───── Working data

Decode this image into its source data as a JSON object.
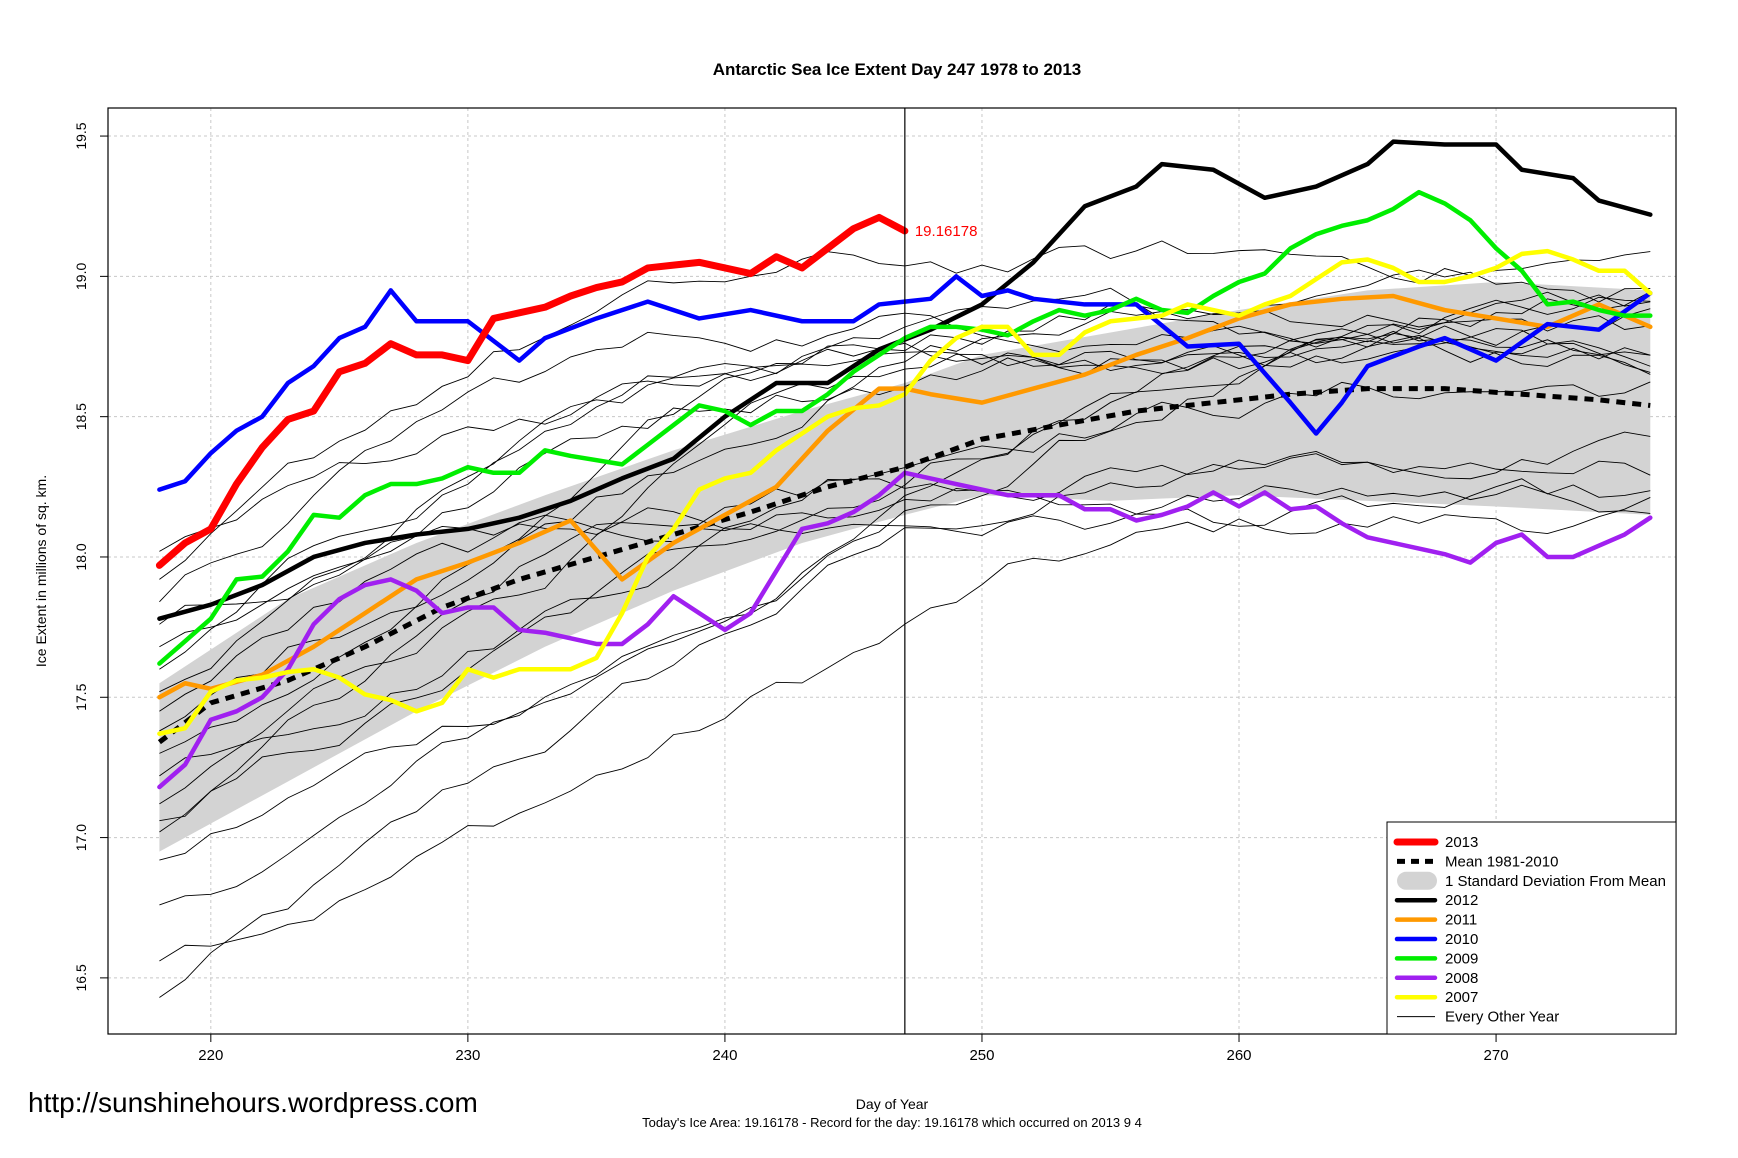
{
  "chart_data": {
    "type": "line",
    "title": "Antarctic Sea Ice Extent Day 247 1978 to 2013",
    "xlabel": "Day of Year",
    "ylabel": "Ice Extent in millions of sq. km.",
    "xlim": [
      216,
      277
    ],
    "ylim": [
      16.3,
      19.6
    ],
    "xticks": [
      220,
      230,
      240,
      250,
      260,
      270
    ],
    "yticks": [
      16.5,
      17.0,
      17.5,
      18.0,
      18.5,
      19.0,
      19.5
    ],
    "grid": true,
    "current_day": 247,
    "current_value": 19.16178,
    "current_value_label": "19.16178",
    "footer": "Today's Ice Area: 19.16178  - Record for the day: 19.16178 which occurred on 2013 9 4",
    "watermark": "http://sunshinehours.wordpress.com",
    "legend_position": "bottom-right",
    "legend": [
      {
        "label": "2013",
        "color": "#ff0000",
        "style": "thick"
      },
      {
        "label": "Mean 1981-2010",
        "color": "#000000",
        "style": "dashed"
      },
      {
        "label": "1 Standard Deviation From Mean",
        "color": "#d3d3d3",
        "style": "band"
      },
      {
        "label": "2012",
        "color": "#000000",
        "style": "thick"
      },
      {
        "label": "2011",
        "color": "#ff9900",
        "style": "thick"
      },
      {
        "label": "2010",
        "color": "#0000ff",
        "style": "thick"
      },
      {
        "label": "2009",
        "color": "#00ee00",
        "style": "thick"
      },
      {
        "label": "2008",
        "color": "#a020f0",
        "style": "thick"
      },
      {
        "label": "2007",
        "color": "#ffff00",
        "style": "thick"
      },
      {
        "label": "Every Other Year",
        "color": "#000000",
        "style": "thin"
      }
    ],
    "band": {
      "x": [
        218,
        223,
        228,
        233,
        238,
        243,
        247,
        250,
        255,
        260,
        265,
        270,
        276
      ],
      "upper": [
        17.55,
        17.85,
        18.05,
        18.22,
        18.38,
        18.52,
        18.62,
        18.72,
        18.8,
        18.88,
        18.95,
        18.98,
        18.95
      ],
      "lower": [
        16.95,
        17.2,
        17.45,
        17.68,
        17.88,
        18.05,
        18.15,
        18.22,
        18.2,
        18.22,
        18.2,
        18.18,
        18.15
      ]
    },
    "series": [
      {
        "name": "Mean 1981-2010",
        "color": "#000000",
        "style": "dashed",
        "x": [
          218,
          220,
          223,
          226,
          229,
          232,
          235,
          238,
          241,
          244,
          247,
          250,
          253,
          256,
          259,
          262,
          265,
          268,
          271,
          274,
          276
        ],
        "y": [
          17.34,
          17.48,
          17.56,
          17.68,
          17.82,
          17.92,
          18.0,
          18.08,
          18.16,
          18.25,
          18.32,
          18.42,
          18.47,
          18.52,
          18.55,
          18.58,
          18.6,
          18.6,
          18.58,
          18.56,
          18.54
        ]
      },
      {
        "name": "2012",
        "color": "#000000",
        "style": "thick",
        "x": [
          218,
          220,
          222,
          224,
          226,
          228,
          230,
          232,
          234,
          236,
          238,
          240,
          242,
          244,
          246,
          248,
          250,
          252,
          254,
          256,
          257,
          259,
          261,
          263,
          265,
          266,
          268,
          270,
          271,
          273,
          274,
          276
        ],
        "y": [
          17.78,
          17.83,
          17.9,
          18.0,
          18.05,
          18.08,
          18.1,
          18.14,
          18.2,
          18.28,
          18.35,
          18.5,
          18.62,
          18.62,
          18.74,
          18.81,
          18.9,
          19.05,
          19.25,
          19.32,
          19.4,
          19.38,
          19.28,
          19.32,
          19.4,
          19.48,
          19.47,
          19.47,
          19.38,
          19.35,
          19.27,
          19.22
        ]
      },
      {
        "name": "2011",
        "color": "#ff9900",
        "style": "thick",
        "x": [
          218,
          219,
          220,
          222,
          224,
          226,
          228,
          230,
          232,
          234,
          236,
          238,
          240,
          242,
          244,
          246,
          247,
          248,
          250,
          252,
          254,
          256,
          258,
          260,
          262,
          264,
          266,
          268,
          270,
          272,
          274,
          276
        ],
        "y": [
          17.5,
          17.55,
          17.53,
          17.58,
          17.68,
          17.8,
          17.92,
          17.98,
          18.05,
          18.13,
          17.92,
          18.05,
          18.15,
          18.25,
          18.45,
          18.6,
          18.6,
          18.58,
          18.55,
          18.6,
          18.65,
          18.72,
          18.78,
          18.85,
          18.9,
          18.92,
          18.93,
          18.88,
          18.85,
          18.82,
          18.9,
          18.82
        ]
      },
      {
        "name": "2010",
        "color": "#0000ff",
        "style": "thick",
        "x": [
          218,
          219,
          220,
          221,
          222,
          223,
          224,
          225,
          226,
          227,
          228,
          229,
          230,
          232,
          233,
          235,
          237,
          239,
          241,
          243,
          245,
          246,
          247,
          248,
          249,
          250,
          251,
          252,
          254,
          256,
          258,
          260,
          262,
          263,
          264,
          265,
          267,
          268,
          270,
          272,
          274,
          276
        ],
        "y": [
          18.24,
          18.27,
          18.37,
          18.45,
          18.5,
          18.62,
          18.68,
          18.78,
          18.82,
          18.95,
          18.84,
          18.84,
          18.84,
          18.7,
          18.78,
          18.85,
          18.91,
          18.85,
          18.88,
          18.84,
          18.84,
          18.9,
          18.91,
          18.92,
          19.0,
          18.93,
          18.95,
          18.92,
          18.9,
          18.9,
          18.75,
          18.76,
          18.55,
          18.44,
          18.55,
          18.68,
          18.75,
          18.78,
          18.7,
          18.83,
          18.81,
          18.94
        ]
      },
      {
        "name": "2009",
        "color": "#00ee00",
        "style": "thick",
        "x": [
          218,
          219,
          220,
          221,
          222,
          223,
          224,
          225,
          226,
          227,
          228,
          229,
          230,
          231,
          232,
          233,
          234,
          236,
          237,
          238,
          239,
          240,
          241,
          242,
          243,
          244,
          245,
          246,
          247,
          248,
          249,
          250,
          251,
          252,
          253,
          254,
          255,
          256,
          257,
          258,
          259,
          260,
          261,
          262,
          263,
          264,
          265,
          266,
          267,
          268,
          269,
          270,
          271,
          272,
          273,
          274,
          275,
          276
        ],
        "y": [
          17.62,
          17.7,
          17.78,
          17.92,
          17.93,
          18.02,
          18.15,
          18.14,
          18.22,
          18.26,
          18.26,
          18.28,
          18.32,
          18.3,
          18.3,
          18.38,
          18.36,
          18.33,
          18.4,
          18.47,
          18.54,
          18.52,
          18.47,
          18.52,
          18.52,
          18.58,
          18.66,
          18.72,
          18.78,
          18.82,
          18.82,
          18.81,
          18.79,
          18.84,
          18.88,
          18.86,
          18.88,
          18.92,
          18.88,
          18.87,
          18.93,
          18.98,
          19.01,
          19.1,
          19.15,
          19.18,
          19.2,
          19.24,
          19.3,
          19.26,
          19.2,
          19.1,
          19.02,
          18.9,
          18.91,
          18.88,
          18.86,
          18.86
        ]
      },
      {
        "name": "2008",
        "color": "#a020f0",
        "style": "thick",
        "x": [
          218,
          219,
          220,
          221,
          222,
          223,
          224,
          225,
          226,
          227,
          228,
          229,
          230,
          231,
          232,
          233,
          234,
          235,
          236,
          237,
          238,
          239,
          240,
          241,
          242,
          243,
          244,
          245,
          246,
          247,
          248,
          249,
          250,
          251,
          252,
          253,
          254,
          255,
          256,
          257,
          258,
          259,
          260,
          261,
          262,
          263,
          264,
          265,
          266,
          267,
          268,
          269,
          270,
          271,
          272,
          273,
          274,
          275,
          276
        ],
        "y": [
          17.18,
          17.26,
          17.42,
          17.45,
          17.5,
          17.6,
          17.76,
          17.85,
          17.9,
          17.92,
          17.88,
          17.8,
          17.82,
          17.82,
          17.74,
          17.73,
          17.71,
          17.69,
          17.69,
          17.76,
          17.86,
          17.8,
          17.74,
          17.8,
          17.95,
          18.1,
          18.12,
          18.16,
          18.22,
          18.3,
          18.28,
          18.26,
          18.24,
          18.22,
          18.22,
          18.22,
          18.17,
          18.17,
          18.13,
          18.15,
          18.18,
          18.23,
          18.18,
          18.23,
          18.17,
          18.18,
          18.12,
          18.07,
          18.05,
          18.03,
          18.01,
          17.98,
          18.05,
          18.08,
          18.0,
          18.0,
          18.04,
          18.08,
          18.14
        ]
      },
      {
        "name": "2007",
        "color": "#ffff00",
        "style": "thick",
        "x": [
          218,
          219,
          220,
          221,
          222,
          223,
          224,
          225,
          226,
          227,
          228,
          229,
          230,
          231,
          232,
          233,
          234,
          235,
          236,
          237,
          238,
          239,
          240,
          241,
          242,
          243,
          244,
          245,
          246,
          247,
          248,
          249,
          250,
          251,
          252,
          253,
          254,
          255,
          256,
          257,
          258,
          259,
          260,
          261,
          262,
          263,
          264,
          265,
          266,
          267,
          268,
          269,
          270,
          271,
          272,
          273,
          274,
          275,
          276
        ],
        "y": [
          17.37,
          17.39,
          17.52,
          17.56,
          17.57,
          17.59,
          17.6,
          17.57,
          17.51,
          17.49,
          17.45,
          17.48,
          17.6,
          17.57,
          17.6,
          17.6,
          17.6,
          17.64,
          17.8,
          18.0,
          18.1,
          18.24,
          18.28,
          18.3,
          18.38,
          18.44,
          18.5,
          18.53,
          18.54,
          18.58,
          18.7,
          18.78,
          18.82,
          18.82,
          18.72,
          18.72,
          18.8,
          18.84,
          18.85,
          18.86,
          18.9,
          18.88,
          18.86,
          18.9,
          18.93,
          18.99,
          19.05,
          19.06,
          19.03,
          18.98,
          18.98,
          19.0,
          19.03,
          19.08,
          19.09,
          19.06,
          19.02,
          19.02,
          18.94
        ]
      },
      {
        "name": "2013",
        "color": "#ff0000",
        "style": "thick",
        "x": [
          218,
          219,
          220,
          221,
          222,
          223,
          224,
          225,
          226,
          227,
          228,
          229,
          230,
          231,
          232,
          233,
          234,
          235,
          236,
          237,
          238,
          239,
          240,
          241,
          242,
          243,
          244,
          245,
          246,
          247
        ],
        "y": [
          17.97,
          18.05,
          18.1,
          18.26,
          18.39,
          18.49,
          18.52,
          18.66,
          18.69,
          18.76,
          18.72,
          18.72,
          18.7,
          18.85,
          18.87,
          18.89,
          18.93,
          18.96,
          18.98,
          19.03,
          19.04,
          19.05,
          19.03,
          19.01,
          19.07,
          19.03,
          19.1,
          19.17,
          19.21,
          19.16178
        ]
      }
    ]
  }
}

──────────

Problem
Scan the material above for the string "name" and report each line where you find it.

Result of this exercise
        "name": "Mean 1981-2010",
        "name": "2012",
        "name": "2011",
        "name": "2010",
        "name": "2009",
        "name": "2008",
        "name": "2007",
        "name": "2013",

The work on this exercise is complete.